## Stated exercise
Return all lines that include the string "JSON".

Source data
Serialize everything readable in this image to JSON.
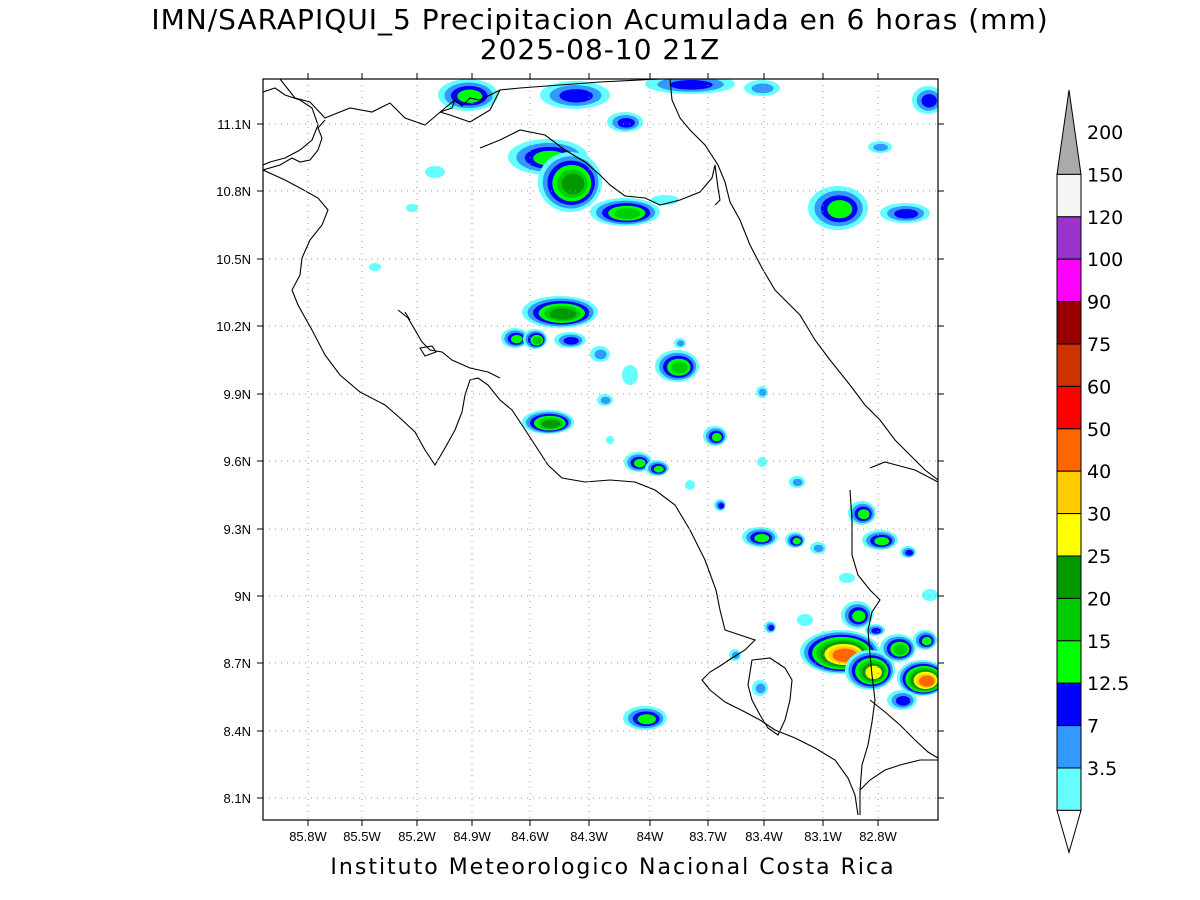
{
  "title": {
    "line1": "IMN/SARAPIQUI_5 Precipitacion Acumulada en 6 horas (mm)",
    "line2": "2025-08-10 21Z"
  },
  "footer": "Instituto Meteorologico Nacional Costa Rica",
  "axes": {
    "x_ticks": [
      "85.8W",
      "85.5W",
      "85.2W",
      "84.9W",
      "84.6W",
      "84.3W",
      "84W",
      "83.7W",
      "83.4W",
      "83.1W",
      "82.8W"
    ],
    "y_ticks": [
      "11.1N",
      "10.8N",
      "10.5N",
      "10.2N",
      "9.9N",
      "9.6N",
      "9.3N",
      "9N",
      "8.7N",
      "8.4N",
      "8.1N"
    ],
    "lon_range": [
      -86.0,
      -82.5
    ],
    "lat_range": [
      8.0,
      11.3
    ],
    "grid": "dotted"
  },
  "colorbar": {
    "labels": [
      "3.5",
      "7",
      "12.5",
      "15",
      "20",
      "25",
      "30",
      "40",
      "50",
      "60",
      "75",
      "90",
      "100",
      "120",
      "150",
      "200"
    ],
    "colors": [
      "#66ffff",
      "#3399ff",
      "#0000ff",
      "#00ff00",
      "#00cc00",
      "#009900",
      "#ffff00",
      "#ffcc00",
      "#ff6600",
      "#ff0000",
      "#cc3300",
      "#990000",
      "#ff00ff",
      "#9933cc",
      "#f5f5f5",
      "#aaaaaa"
    ]
  },
  "precip_palette": {
    "c3_5": "#66ffff",
    "c7": "#3399ff",
    "c12_5": "#0000ff",
    "c15": "#00ff00",
    "c20": "#00cc00",
    "c25": "#009900",
    "c30": "#ffff00",
    "c40": "#ffcc00",
    "c50": "#ff6600",
    "c60": "#ff0000"
  }
}
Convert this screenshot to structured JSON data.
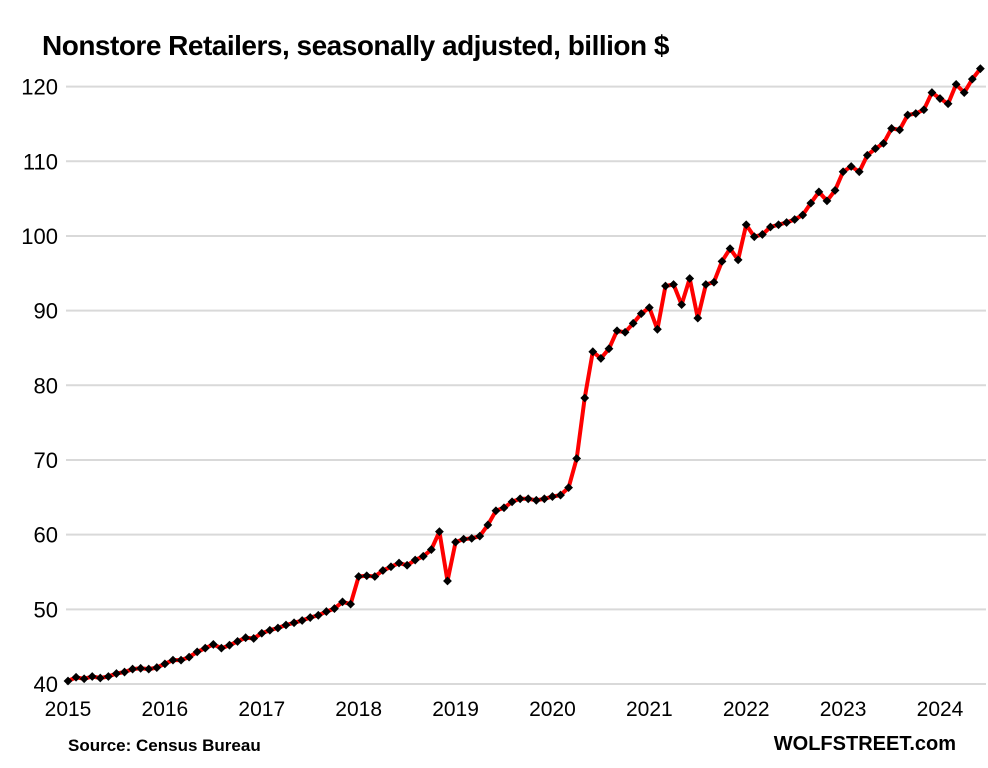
{
  "chart_data": {
    "type": "line",
    "title": "Nonstore Retailers, seasonally adjusted, billion $",
    "source": "Source: Census Bureau",
    "watermark": "WOLFSTREET.com",
    "x_monthly_from": "2015-01",
    "x_monthly_to": "2024-06",
    "x_tick_labels": [
      "2015",
      "2016",
      "2017",
      "2018",
      "2019",
      "2020",
      "2021",
      "2022",
      "2023",
      "2024"
    ],
    "y_ticks": [
      40,
      50,
      60,
      70,
      80,
      90,
      100,
      110,
      120
    ],
    "ylim": [
      40,
      123
    ],
    "grid": "horizontal-only",
    "legend": "none",
    "colors": {
      "line": "#fe0000",
      "marker": "#000000",
      "gridline": "#d9d9d9",
      "text": "#000000",
      "background": "#ffffff"
    },
    "series": [
      {
        "name": "Nonstore retailers sales, billion $",
        "marker": "diamond",
        "values": [
          40.4,
          40.9,
          40.7,
          41.0,
          40.8,
          41.0,
          41.4,
          41.6,
          42.0,
          42.1,
          42.0,
          42.2,
          42.7,
          43.2,
          43.2,
          43.6,
          44.3,
          44.8,
          45.3,
          44.8,
          45.2,
          45.7,
          46.2,
          46.1,
          46.8,
          47.2,
          47.5,
          47.9,
          48.2,
          48.5,
          48.9,
          49.2,
          49.7,
          50.1,
          51.0,
          50.7,
          54.4,
          54.5,
          54.4,
          55.2,
          55.7,
          56.2,
          55.9,
          56.6,
          57.1,
          58.0,
          60.4,
          53.8,
          59.0,
          59.4,
          59.5,
          59.8,
          61.3,
          63.2,
          63.6,
          64.4,
          64.8,
          64.8,
          64.6,
          64.8,
          65.1,
          65.3,
          66.3,
          70.2,
          78.3,
          84.5,
          83.6,
          84.9,
          87.3,
          87.1,
          88.3,
          89.6,
          90.4,
          87.5,
          93.3,
          93.5,
          90.8,
          94.3,
          89.0,
          93.5,
          93.8,
          96.6,
          98.3,
          96.8,
          101.5,
          99.9,
          100.2,
          101.2,
          101.5,
          101.8,
          102.2,
          102.8,
          104.4,
          105.9,
          104.7,
          106.1,
          108.6,
          109.3,
          108.6,
          110.8,
          111.7,
          112.4,
          114.4,
          114.2,
          116.2,
          116.4,
          116.9,
          119.2,
          118.4,
          117.7,
          120.3,
          119.2,
          121.0,
          122.4
        ]
      }
    ]
  }
}
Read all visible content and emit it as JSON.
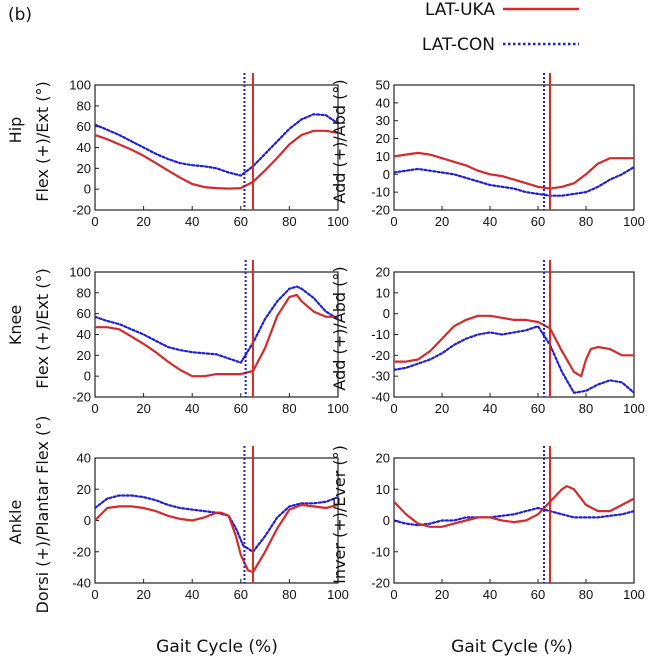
{
  "figure": {
    "panel_label": "(b)",
    "xlabel": "Gait Cycle (%)",
    "row_labels": [
      "Hip",
      "Knee",
      "Ankle"
    ],
    "colors": {
      "uka": "#d42a2a",
      "con": "#1f1fd6",
      "axis": "#222222"
    }
  },
  "legend": [
    {
      "label": "LAT-UKA",
      "style": "solid",
      "color": "#d42a2a"
    },
    {
      "label": "LAT-CON",
      "style": "dotted",
      "color": "#1f1fd6"
    }
  ],
  "chart_data": [
    {
      "type": "line",
      "joint": "Hip",
      "ylabel": "Flex (+)/Ext (°)",
      "xlim": [
        0,
        100
      ],
      "ylim": [
        -20,
        100
      ],
      "xticks": [
        0,
        20,
        40,
        60,
        80,
        100
      ],
      "yticks": [
        -20,
        0,
        20,
        40,
        60,
        80,
        100
      ],
      "vlines": [
        {
          "series": "LAT-UKA",
          "x": 65
        },
        {
          "series": "LAT-CON",
          "x": 61.5
        }
      ],
      "series": [
        {
          "name": "LAT-UKA",
          "x": [
            0,
            5,
            10,
            15,
            20,
            25,
            30,
            35,
            40,
            45,
            50,
            55,
            60,
            65,
            70,
            75,
            80,
            85,
            90,
            95,
            100
          ],
          "y": [
            52,
            48,
            43,
            38,
            32,
            25,
            18,
            11,
            5,
            2,
            1,
            0.5,
            1,
            7,
            18,
            30,
            43,
            52,
            56,
            56,
            54
          ]
        },
        {
          "name": "LAT-CON",
          "x": [
            0,
            5,
            10,
            15,
            20,
            25,
            30,
            35,
            40,
            45,
            50,
            55,
            60,
            65,
            70,
            75,
            80,
            85,
            90,
            95,
            100
          ],
          "y": [
            62,
            57,
            52,
            46,
            40,
            34,
            29,
            25,
            23,
            22,
            20,
            16,
            13,
            22,
            34,
            46,
            58,
            67,
            72,
            71,
            63
          ]
        }
      ]
    },
    {
      "type": "line",
      "joint": "Hip",
      "ylabel": "Add (+)/Abd (°)",
      "xlim": [
        0,
        100
      ],
      "ylim": [
        -20,
        50
      ],
      "xticks": [
        0,
        20,
        40,
        60,
        80,
        100
      ],
      "yticks": [
        -20,
        -10,
        0,
        10,
        20,
        30,
        40,
        50
      ],
      "vlines": [
        {
          "series": "LAT-UKA",
          "x": 65
        },
        {
          "series": "LAT-CON",
          "x": 62.5
        }
      ],
      "series": [
        {
          "name": "LAT-UKA",
          "x": [
            0,
            5,
            10,
            15,
            20,
            25,
            30,
            35,
            40,
            45,
            50,
            55,
            60,
            65,
            70,
            75,
            80,
            85,
            90,
            95,
            100
          ],
          "y": [
            10,
            11,
            12,
            11,
            9,
            7,
            5,
            2,
            0,
            -1,
            -3,
            -5,
            -7,
            -8,
            -7,
            -5,
            0,
            6,
            9,
            9,
            9
          ]
        },
        {
          "name": "LAT-CON",
          "x": [
            0,
            5,
            10,
            15,
            20,
            25,
            30,
            35,
            40,
            45,
            50,
            55,
            60,
            65,
            70,
            75,
            80,
            85,
            90,
            95,
            100
          ],
          "y": [
            1,
            2,
            3,
            2,
            1,
            0,
            -2,
            -4,
            -6,
            -7,
            -8,
            -10,
            -11,
            -12,
            -12,
            -11,
            -10,
            -7,
            -3,
            0,
            4
          ]
        }
      ]
    },
    {
      "type": "line",
      "joint": "Knee",
      "ylabel": "Flex (+)/Ext (°)",
      "xlim": [
        0,
        100
      ],
      "ylim": [
        -20,
        100
      ],
      "xticks": [
        0,
        20,
        40,
        60,
        80,
        100
      ],
      "yticks": [
        -20,
        0,
        20,
        40,
        60,
        80,
        100
      ],
      "vlines": [
        {
          "series": "LAT-UKA",
          "x": 65
        },
        {
          "series": "LAT-CON",
          "x": 62
        }
      ],
      "series": [
        {
          "name": "LAT-UKA",
          "x": [
            0,
            5,
            10,
            15,
            20,
            25,
            30,
            35,
            40,
            45,
            50,
            55,
            60,
            65,
            70,
            75,
            80,
            83,
            85,
            90,
            95,
            100
          ],
          "y": [
            47,
            47,
            45,
            38,
            31,
            23,
            14,
            6,
            0,
            0,
            2,
            2,
            2,
            5,
            27,
            58,
            76,
            78,
            72,
            62,
            57,
            57
          ]
        },
        {
          "name": "LAT-CON",
          "x": [
            0,
            5,
            10,
            15,
            20,
            25,
            30,
            35,
            40,
            45,
            50,
            55,
            60,
            65,
            70,
            75,
            80,
            83,
            85,
            90,
            95,
            100
          ],
          "y": [
            57,
            53,
            50,
            45,
            40,
            34,
            28,
            25,
            23,
            22,
            21,
            17,
            13,
            32,
            55,
            72,
            84,
            86,
            84,
            75,
            62,
            55
          ]
        }
      ]
    },
    {
      "type": "line",
      "joint": "Knee",
      "ylabel": "Add (+)/Abd (°)",
      "xlim": [
        0,
        100
      ],
      "ylim": [
        -40,
        20
      ],
      "xticks": [
        0,
        20,
        40,
        60,
        80,
        100
      ],
      "yticks": [
        -40,
        -30,
        -20,
        -10,
        0,
        10,
        20
      ],
      "vlines": [
        {
          "series": "LAT-UKA",
          "x": 65
        },
        {
          "series": "LAT-CON",
          "x": 62.5
        }
      ],
      "series": [
        {
          "name": "LAT-UKA",
          "x": [
            0,
            5,
            10,
            15,
            20,
            25,
            30,
            35,
            40,
            45,
            50,
            55,
            60,
            65,
            70,
            75,
            78,
            80,
            82,
            85,
            90,
            95,
            100
          ],
          "y": [
            -23,
            -23,
            -22,
            -18,
            -12,
            -6,
            -3,
            -1,
            -1,
            -2,
            -3,
            -3,
            -4,
            -7,
            -18,
            -28,
            -30,
            -22,
            -17,
            -16,
            -17,
            -20,
            -20
          ]
        },
        {
          "name": "LAT-CON",
          "x": [
            0,
            5,
            10,
            15,
            20,
            25,
            30,
            35,
            40,
            45,
            50,
            55,
            60,
            65,
            70,
            75,
            80,
            85,
            90,
            95,
            100
          ],
          "y": [
            -27,
            -26,
            -24,
            -22,
            -19,
            -15,
            -12,
            -10,
            -9,
            -10,
            -9,
            -8,
            -6,
            -15,
            -28,
            -38,
            -37,
            -34,
            -32,
            -33,
            -38
          ]
        }
      ]
    },
    {
      "type": "line",
      "joint": "Ankle",
      "ylabel": "Dorsi (+)/Plantar Flex (°)",
      "xlim": [
        0,
        100
      ],
      "ylim": [
        -40,
        40
      ],
      "xticks": [
        0,
        20,
        40,
        60,
        80,
        100
      ],
      "yticks": [
        -40,
        -20,
        0,
        20,
        40
      ],
      "vlines": [
        {
          "series": "LAT-UKA",
          "x": 65
        },
        {
          "series": "LAT-CON",
          "x": 61.5
        }
      ],
      "series": [
        {
          "name": "LAT-UKA",
          "x": [
            0,
            5,
            10,
            15,
            20,
            25,
            30,
            35,
            40,
            45,
            50,
            52,
            55,
            58,
            60,
            63,
            65,
            70,
            75,
            80,
            85,
            90,
            95,
            100
          ],
          "y": [
            0,
            8,
            9,
            9,
            8,
            6,
            3,
            1,
            0,
            2,
            5,
            5,
            3,
            -10,
            -22,
            -32,
            -33,
            -20,
            -5,
            7,
            10,
            9,
            8,
            10
          ]
        },
        {
          "name": "LAT-CON",
          "x": [
            0,
            5,
            10,
            15,
            20,
            25,
            30,
            35,
            40,
            45,
            50,
            55,
            58,
            61,
            65,
            70,
            75,
            80,
            85,
            90,
            95,
            100
          ],
          "y": [
            8,
            14,
            16,
            16,
            15,
            13,
            10,
            8,
            7,
            6,
            5,
            3,
            -5,
            -16,
            -20,
            -10,
            2,
            9,
            11,
            11,
            12,
            15
          ]
        }
      ]
    },
    {
      "type": "line",
      "joint": "Ankle",
      "ylabel": "Inver (+)/Ever (°)",
      "xlim": [
        0,
        100
      ],
      "ylim": [
        -20,
        20
      ],
      "xticks": [
        0,
        20,
        40,
        60,
        80,
        100
      ],
      "yticks": [
        -20,
        -10,
        0,
        10,
        20
      ],
      "vlines": [
        {
          "series": "LAT-UKA",
          "x": 65
        },
        {
          "series": "LAT-CON",
          "x": 62.5
        }
      ],
      "series": [
        {
          "name": "LAT-UKA",
          "x": [
            0,
            5,
            10,
            15,
            20,
            25,
            30,
            35,
            40,
            45,
            50,
            55,
            60,
            65,
            70,
            72,
            75,
            80,
            85,
            90,
            95,
            100
          ],
          "y": [
            6,
            2,
            -1,
            -2,
            -2,
            -1,
            0,
            1,
            1,
            0,
            -0.5,
            0,
            2,
            6,
            10,
            11,
            10,
            5,
            3,
            3,
            5,
            7
          ]
        },
        {
          "name": "LAT-CON",
          "x": [
            0,
            5,
            10,
            15,
            20,
            25,
            30,
            35,
            40,
            45,
            50,
            55,
            60,
            65,
            70,
            75,
            80,
            85,
            90,
            95,
            100
          ],
          "y": [
            0,
            -1,
            -1.5,
            -1,
            0,
            0,
            1,
            1,
            1,
            1.5,
            2,
            3,
            4,
            3,
            2,
            1,
            1,
            1,
            1.5,
            2,
            3
          ]
        }
      ]
    }
  ]
}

## Correct output
Serialize everything readable in this image to JSON.
Convert this screenshot to structured JSON data.
Read all visible content and emit it as JSON.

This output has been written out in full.